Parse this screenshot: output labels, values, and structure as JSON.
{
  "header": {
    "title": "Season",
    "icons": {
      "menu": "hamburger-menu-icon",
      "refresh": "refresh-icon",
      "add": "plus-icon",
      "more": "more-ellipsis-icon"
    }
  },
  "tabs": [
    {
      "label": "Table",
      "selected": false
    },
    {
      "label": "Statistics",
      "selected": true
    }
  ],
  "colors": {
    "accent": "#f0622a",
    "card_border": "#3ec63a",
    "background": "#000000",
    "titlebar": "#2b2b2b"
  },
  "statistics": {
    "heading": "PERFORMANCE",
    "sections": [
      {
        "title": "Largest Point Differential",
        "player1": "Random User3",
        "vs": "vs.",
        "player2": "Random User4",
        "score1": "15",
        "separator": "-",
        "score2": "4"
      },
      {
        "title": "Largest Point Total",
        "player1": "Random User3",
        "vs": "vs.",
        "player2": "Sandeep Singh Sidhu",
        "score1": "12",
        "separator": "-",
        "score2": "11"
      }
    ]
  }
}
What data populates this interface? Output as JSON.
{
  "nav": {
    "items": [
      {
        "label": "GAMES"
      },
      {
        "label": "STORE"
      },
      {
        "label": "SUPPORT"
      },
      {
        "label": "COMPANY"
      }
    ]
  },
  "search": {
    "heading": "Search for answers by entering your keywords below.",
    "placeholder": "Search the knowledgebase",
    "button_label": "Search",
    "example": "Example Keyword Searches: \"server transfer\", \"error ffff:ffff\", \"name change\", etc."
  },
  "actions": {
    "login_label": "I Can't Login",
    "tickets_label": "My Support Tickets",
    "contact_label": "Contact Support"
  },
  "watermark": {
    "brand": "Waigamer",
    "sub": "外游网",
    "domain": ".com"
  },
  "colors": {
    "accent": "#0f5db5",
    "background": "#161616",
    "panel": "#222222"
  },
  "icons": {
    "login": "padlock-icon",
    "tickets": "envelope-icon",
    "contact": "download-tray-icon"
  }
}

__Problem description__:
Output the entries verbatim.

__Result below__:
Parse this screenshot: output labels, values, and structure as JSON.
{
  "header": {
    "title": "Season",
    "icons": {
      "menu": "hamburger-menu-icon",
      "refresh": "refresh-icon",
      "add": "plus-icon",
      "more": "more-ellipsis-icon"
    }
  },
  "tabs": [
    {
      "label": "Table",
      "selected": false
    },
    {
      "label": "Statistics",
      "selected": true
    }
  ],
  "colors": {
    "accent": "#f0622a",
    "card_border": "#3ec63a",
    "background": "#000000",
    "titlebar": "#2b2b2b"
  },
  "statistics": {
    "heading": "PERFORMANCE",
    "sections": [
      {
        "title": "Largest Point Differential",
        "player1": "Random User3",
        "vs": "vs.",
        "player2": "Random User4",
        "score1": "15",
        "separator": "-",
        "score2": "4"
      },
      {
        "title": "Largest Point Total",
        "player1": "Random User3",
        "vs": "vs.",
        "player2": "Sandeep Singh Sidhu",
        "score1": "12",
        "separator": "-",
        "score2": "11"
      }
    ]
  }
}
What data populates this interface? Output as JSON.
{
  "nav": {
    "items": [
      {
        "label": "GAMES"
      },
      {
        "label": "STORE"
      },
      {
        "label": "SUPPORT"
      },
      {
        "label": "COMPANY"
      }
    ]
  },
  "search": {
    "heading": "Search for answers by entering your keywords below.",
    "placeholder": "Search the knowledgebase",
    "button_label": "Search",
    "example": "Example Keyword Searches: \"server transfer\", \"error ffff:ffff\", \"name change\", etc."
  },
  "actions": {
    "login_label": "I Can't Login",
    "tickets_label": "My Support Tickets",
    "contact_label": "Contact Support"
  },
  "watermark": {
    "brand": "Waigamer",
    "sub": "外游网",
    "domain": ".com"
  },
  "colors": {
    "accent": "#0f5db5",
    "background": "#161616",
    "panel": "#222222"
  },
  "icons": {
    "login": "padlock-icon",
    "tickets": "envelope-icon",
    "contact": "download-tray-icon"
  }
}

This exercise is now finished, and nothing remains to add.